What is needed>
Within the records below, find each line that holds the string "jars", then copy it.

Source data>
· · ·

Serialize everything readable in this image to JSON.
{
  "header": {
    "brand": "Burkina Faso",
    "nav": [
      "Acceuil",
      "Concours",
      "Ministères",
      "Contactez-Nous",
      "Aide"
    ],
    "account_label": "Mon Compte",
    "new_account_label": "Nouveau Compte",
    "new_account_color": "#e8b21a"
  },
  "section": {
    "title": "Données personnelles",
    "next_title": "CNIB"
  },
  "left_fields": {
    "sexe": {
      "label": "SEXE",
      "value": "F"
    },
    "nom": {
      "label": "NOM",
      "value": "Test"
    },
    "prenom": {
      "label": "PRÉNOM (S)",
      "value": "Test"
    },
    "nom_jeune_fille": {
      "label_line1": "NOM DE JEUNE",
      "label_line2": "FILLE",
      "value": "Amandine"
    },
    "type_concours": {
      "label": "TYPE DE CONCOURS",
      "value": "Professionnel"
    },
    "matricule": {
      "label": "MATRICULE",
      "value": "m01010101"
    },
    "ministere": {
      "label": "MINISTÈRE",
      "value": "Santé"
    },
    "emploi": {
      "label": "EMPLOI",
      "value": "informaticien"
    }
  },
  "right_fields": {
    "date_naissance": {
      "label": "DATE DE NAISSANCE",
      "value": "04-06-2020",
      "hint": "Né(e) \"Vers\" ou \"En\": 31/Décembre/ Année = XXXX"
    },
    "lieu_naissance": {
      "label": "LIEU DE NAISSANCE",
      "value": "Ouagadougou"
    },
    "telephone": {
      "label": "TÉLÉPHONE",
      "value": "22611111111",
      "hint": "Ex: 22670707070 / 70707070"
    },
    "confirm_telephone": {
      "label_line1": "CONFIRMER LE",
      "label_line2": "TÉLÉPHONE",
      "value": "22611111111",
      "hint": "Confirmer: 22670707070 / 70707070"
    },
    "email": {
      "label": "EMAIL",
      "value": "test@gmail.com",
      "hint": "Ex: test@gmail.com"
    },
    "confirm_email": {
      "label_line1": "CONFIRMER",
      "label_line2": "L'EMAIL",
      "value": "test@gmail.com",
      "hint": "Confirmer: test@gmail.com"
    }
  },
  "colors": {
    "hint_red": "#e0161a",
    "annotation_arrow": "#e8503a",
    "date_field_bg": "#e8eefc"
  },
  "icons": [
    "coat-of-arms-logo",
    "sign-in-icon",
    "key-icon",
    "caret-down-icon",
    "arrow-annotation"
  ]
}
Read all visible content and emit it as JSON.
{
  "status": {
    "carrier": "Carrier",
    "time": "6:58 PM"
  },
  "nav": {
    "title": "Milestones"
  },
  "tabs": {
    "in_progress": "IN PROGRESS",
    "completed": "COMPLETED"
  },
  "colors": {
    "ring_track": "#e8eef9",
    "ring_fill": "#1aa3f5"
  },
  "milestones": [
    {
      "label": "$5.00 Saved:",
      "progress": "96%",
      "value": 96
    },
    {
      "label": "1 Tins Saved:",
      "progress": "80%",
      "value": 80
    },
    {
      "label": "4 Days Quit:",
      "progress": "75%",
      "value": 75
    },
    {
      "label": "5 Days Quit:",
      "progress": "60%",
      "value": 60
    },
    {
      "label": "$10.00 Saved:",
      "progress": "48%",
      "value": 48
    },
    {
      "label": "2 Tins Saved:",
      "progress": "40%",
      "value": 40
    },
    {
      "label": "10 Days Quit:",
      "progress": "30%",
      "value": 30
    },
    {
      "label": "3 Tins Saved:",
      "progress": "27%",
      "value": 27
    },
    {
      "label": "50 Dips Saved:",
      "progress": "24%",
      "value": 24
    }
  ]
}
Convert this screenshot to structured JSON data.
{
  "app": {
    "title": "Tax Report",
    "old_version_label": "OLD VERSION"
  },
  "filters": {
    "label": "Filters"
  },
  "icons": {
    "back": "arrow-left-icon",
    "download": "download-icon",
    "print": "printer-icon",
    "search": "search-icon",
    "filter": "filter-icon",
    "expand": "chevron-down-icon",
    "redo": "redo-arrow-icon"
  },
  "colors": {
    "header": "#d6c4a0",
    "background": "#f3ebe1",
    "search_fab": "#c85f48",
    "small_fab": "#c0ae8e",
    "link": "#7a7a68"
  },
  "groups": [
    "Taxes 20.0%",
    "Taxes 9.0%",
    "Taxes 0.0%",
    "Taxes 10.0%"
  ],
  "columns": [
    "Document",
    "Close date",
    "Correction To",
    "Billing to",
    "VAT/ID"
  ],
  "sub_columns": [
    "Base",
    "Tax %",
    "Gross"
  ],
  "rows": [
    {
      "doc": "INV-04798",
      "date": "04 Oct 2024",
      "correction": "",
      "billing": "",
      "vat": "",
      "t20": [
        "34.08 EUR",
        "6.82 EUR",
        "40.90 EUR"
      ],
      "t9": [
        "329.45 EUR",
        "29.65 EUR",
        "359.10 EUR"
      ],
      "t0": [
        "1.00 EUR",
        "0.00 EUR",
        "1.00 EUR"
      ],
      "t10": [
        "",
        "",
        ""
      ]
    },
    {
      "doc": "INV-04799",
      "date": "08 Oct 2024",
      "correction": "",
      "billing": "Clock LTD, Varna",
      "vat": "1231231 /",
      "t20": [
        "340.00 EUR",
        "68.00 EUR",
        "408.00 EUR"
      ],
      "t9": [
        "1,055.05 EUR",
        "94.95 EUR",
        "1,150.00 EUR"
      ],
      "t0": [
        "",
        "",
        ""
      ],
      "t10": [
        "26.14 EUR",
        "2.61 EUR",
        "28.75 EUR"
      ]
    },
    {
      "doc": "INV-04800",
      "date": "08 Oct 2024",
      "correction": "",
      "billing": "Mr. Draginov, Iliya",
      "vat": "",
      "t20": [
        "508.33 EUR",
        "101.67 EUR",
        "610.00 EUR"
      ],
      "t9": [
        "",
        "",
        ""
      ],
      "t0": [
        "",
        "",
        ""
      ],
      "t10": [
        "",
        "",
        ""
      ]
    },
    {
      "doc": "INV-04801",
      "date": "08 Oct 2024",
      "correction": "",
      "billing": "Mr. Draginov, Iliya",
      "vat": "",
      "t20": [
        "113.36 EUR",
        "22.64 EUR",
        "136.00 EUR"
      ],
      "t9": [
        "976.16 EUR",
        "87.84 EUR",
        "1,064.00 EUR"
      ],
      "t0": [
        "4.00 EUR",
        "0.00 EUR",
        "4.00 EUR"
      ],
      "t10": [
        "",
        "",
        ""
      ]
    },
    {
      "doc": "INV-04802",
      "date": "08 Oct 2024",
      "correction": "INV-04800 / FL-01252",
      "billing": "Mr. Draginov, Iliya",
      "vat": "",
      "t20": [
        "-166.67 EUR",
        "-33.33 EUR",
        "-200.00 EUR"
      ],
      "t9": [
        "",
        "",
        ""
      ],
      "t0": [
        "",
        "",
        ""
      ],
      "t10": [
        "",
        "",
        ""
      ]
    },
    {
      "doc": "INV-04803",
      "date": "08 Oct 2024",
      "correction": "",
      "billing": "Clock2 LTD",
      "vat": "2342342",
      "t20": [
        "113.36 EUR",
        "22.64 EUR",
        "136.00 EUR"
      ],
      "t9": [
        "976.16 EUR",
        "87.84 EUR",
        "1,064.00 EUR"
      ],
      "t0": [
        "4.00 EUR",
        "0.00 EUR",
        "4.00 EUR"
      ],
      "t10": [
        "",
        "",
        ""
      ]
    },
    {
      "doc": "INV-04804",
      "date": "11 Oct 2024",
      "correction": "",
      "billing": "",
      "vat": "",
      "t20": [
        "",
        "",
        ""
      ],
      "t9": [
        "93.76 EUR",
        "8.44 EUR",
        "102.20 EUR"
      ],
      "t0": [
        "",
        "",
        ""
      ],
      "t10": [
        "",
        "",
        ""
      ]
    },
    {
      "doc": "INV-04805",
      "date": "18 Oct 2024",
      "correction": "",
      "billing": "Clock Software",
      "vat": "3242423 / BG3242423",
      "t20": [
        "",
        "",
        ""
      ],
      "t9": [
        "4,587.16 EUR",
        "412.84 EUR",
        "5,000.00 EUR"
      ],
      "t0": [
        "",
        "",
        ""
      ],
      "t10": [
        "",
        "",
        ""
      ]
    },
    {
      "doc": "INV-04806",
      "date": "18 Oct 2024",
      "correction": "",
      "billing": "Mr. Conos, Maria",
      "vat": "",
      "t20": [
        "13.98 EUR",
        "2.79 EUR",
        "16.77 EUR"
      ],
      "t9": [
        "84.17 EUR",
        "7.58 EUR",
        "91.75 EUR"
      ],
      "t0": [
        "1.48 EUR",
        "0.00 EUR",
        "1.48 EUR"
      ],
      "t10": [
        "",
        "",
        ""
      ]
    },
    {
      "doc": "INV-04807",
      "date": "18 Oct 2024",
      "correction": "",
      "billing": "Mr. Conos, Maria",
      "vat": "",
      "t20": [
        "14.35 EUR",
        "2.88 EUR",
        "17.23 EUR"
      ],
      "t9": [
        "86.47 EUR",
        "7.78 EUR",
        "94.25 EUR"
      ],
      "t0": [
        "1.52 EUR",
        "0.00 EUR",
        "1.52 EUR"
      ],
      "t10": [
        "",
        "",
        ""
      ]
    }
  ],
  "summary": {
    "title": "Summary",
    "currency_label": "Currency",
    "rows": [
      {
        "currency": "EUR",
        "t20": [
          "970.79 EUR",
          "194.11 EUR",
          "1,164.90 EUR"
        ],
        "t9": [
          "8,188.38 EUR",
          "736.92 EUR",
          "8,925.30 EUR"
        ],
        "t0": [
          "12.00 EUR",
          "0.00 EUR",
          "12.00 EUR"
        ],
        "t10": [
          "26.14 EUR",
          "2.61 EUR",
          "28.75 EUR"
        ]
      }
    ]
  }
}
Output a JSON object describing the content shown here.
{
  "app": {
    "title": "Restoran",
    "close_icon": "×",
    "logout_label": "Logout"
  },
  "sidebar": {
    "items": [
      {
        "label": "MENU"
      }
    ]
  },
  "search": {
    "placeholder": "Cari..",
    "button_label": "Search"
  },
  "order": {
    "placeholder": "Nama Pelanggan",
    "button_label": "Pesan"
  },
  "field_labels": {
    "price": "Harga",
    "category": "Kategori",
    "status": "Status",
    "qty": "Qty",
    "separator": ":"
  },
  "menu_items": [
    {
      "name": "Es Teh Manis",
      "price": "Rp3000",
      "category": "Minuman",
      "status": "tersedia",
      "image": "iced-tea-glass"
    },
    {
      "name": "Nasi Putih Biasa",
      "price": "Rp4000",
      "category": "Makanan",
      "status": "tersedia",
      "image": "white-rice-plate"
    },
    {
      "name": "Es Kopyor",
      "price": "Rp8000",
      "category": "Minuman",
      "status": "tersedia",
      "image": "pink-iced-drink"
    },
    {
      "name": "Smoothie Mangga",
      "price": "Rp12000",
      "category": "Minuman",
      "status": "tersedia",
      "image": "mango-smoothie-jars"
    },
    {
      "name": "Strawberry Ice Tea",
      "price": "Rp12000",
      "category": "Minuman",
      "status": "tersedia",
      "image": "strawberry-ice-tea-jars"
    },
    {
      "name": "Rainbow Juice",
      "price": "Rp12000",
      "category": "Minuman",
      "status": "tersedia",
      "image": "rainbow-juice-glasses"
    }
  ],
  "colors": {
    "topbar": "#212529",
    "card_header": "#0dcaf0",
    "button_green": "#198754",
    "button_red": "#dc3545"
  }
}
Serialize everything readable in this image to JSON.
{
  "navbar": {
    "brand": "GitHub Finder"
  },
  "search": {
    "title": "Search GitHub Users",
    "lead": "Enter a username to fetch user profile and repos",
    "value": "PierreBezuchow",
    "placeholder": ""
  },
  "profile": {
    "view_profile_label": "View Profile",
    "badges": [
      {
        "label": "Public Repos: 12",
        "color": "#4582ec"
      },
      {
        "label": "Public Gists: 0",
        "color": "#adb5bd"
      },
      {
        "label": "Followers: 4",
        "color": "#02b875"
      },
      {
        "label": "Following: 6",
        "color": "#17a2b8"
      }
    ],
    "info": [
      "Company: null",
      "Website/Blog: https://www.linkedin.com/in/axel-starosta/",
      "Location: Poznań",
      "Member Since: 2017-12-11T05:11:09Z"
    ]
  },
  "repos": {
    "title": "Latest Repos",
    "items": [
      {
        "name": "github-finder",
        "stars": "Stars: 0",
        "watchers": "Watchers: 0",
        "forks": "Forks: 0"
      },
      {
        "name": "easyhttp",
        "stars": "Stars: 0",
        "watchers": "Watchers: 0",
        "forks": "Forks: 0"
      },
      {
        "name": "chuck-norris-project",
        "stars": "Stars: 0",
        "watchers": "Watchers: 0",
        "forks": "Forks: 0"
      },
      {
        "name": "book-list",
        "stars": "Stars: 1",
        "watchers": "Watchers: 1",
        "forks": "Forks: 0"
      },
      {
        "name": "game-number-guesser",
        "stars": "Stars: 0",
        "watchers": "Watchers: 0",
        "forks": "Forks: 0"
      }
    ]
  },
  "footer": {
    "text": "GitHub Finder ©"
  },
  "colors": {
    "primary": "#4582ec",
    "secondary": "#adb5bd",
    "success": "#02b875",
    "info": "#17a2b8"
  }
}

· · ·

Answer for the task>
      "image": "mango-smoothie-jars"
      "image": "strawberry-ice-tea-jars"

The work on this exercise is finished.